Task to complete.
Return every record below exactly as written, but leave out the pictures.

(begin)

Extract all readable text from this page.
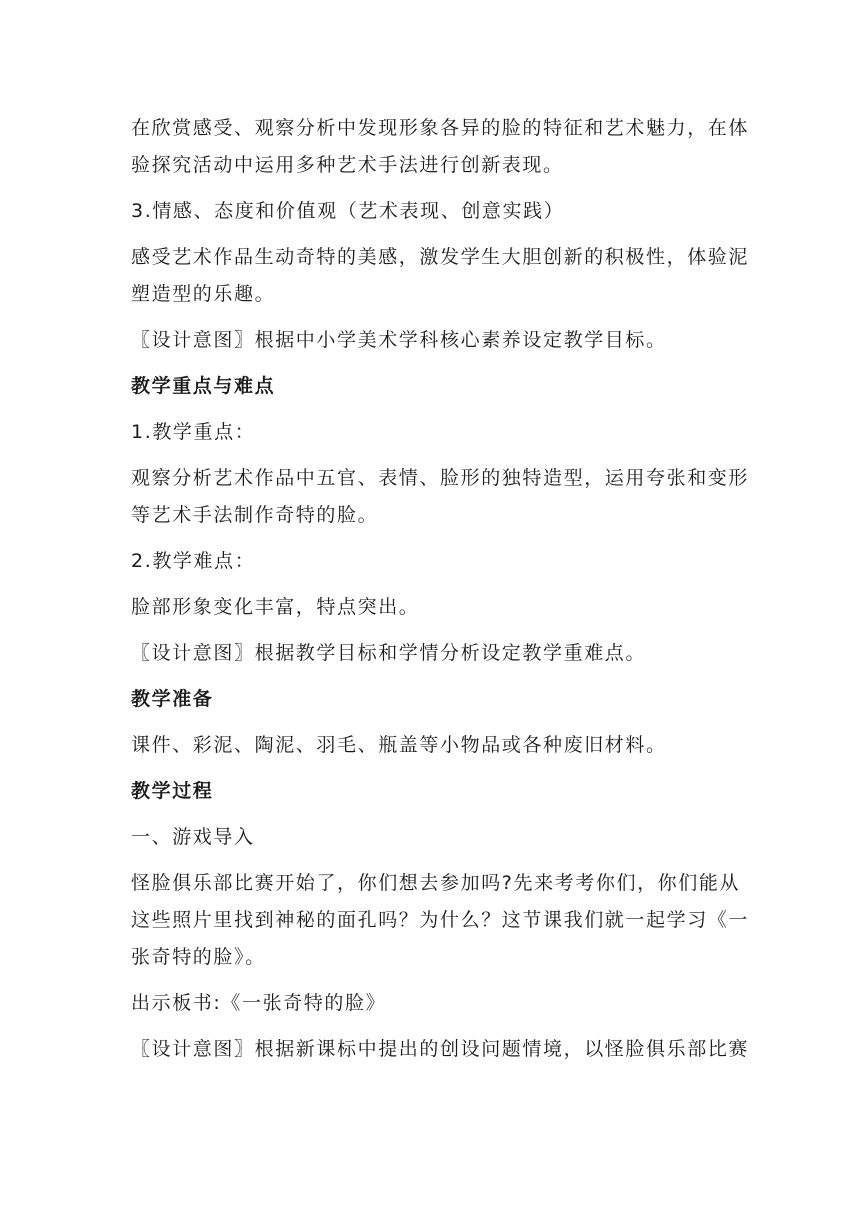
在欣赏感受、观察分析中发现形象各异的脸的特征和艺术魅力，在体
验探究活动中运用多种艺术手法进行创新表现。
3.情感、态度和价值观（艺术表现、创意实践）
感受艺术作品生动奇特的美感，激发学生大胆创新的积极性，体验泥
塑造型的乐趣。
〖设计意图〗根据中小学美术学科核心素养设定教学目标。
教学重点与难点
1.教学重点：
观察分析艺术作品中五官、表情、脸形的独特造型，运用夸张和变形
等艺术手法制作奇特的脸。
2.教学难点：
脸部形象变化丰富，特点突出。
〖设计意图〗根据教学目标和学情分析设定教学重难点。
教学准备
课件、彩泥、陶泥、羽毛、瓶盖等小物品或各种废旧材料。
教学过程
一、游戏导入
怪脸俱乐部比赛开始了，你们想去参加吗?先来考考你们，你们能从
这些照片里找到神秘的面孔吗？为什么？这节课我们就一起学习《一
张奇特的脸》。
出示板书:《一张奇特的脸》
〖设计意图〗根据新课标中提出的创设问题情境，以怪脸俱乐部比赛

(end)

Full output.
Extract all readable text from this page.
在欣赏感受、观察分析中发现形象各异的脸的特征和艺术魅力，在体
验探究活动中运用多种艺术手法进行创新表现。
3.情感、态度和价值观（艺术表现、创意实践）
感受艺术作品生动奇特的美感，激发学生大胆创新的积极性，体验泥
塑造型的乐趣。
〖设计意图〗根据中小学美术学科核心素养设定教学目标。
教学重点与难点
1.教学重点：
观察分析艺术作品中五官、表情、脸形的独特造型，运用夸张和变形
等艺术手法制作奇特的脸。
2.教学难点：
脸部形象变化丰富，特点突出。
〖设计意图〗根据教学目标和学情分析设定教学重难点。
教学准备
课件、彩泥、陶泥、羽毛、瓶盖等小物品或各种废旧材料。
教学过程
一、游戏导入
怪脸俱乐部比赛开始了，你们想去参加吗?先来考考你们，你们能从
这些照片里找到神秘的面孔吗？为什么？这节课我们就一起学习《一
张奇特的脸》。
出示板书:《一张奇特的脸》
〖设计意图〗根据新课标中提出的创设问题情境，以怪脸俱乐部比赛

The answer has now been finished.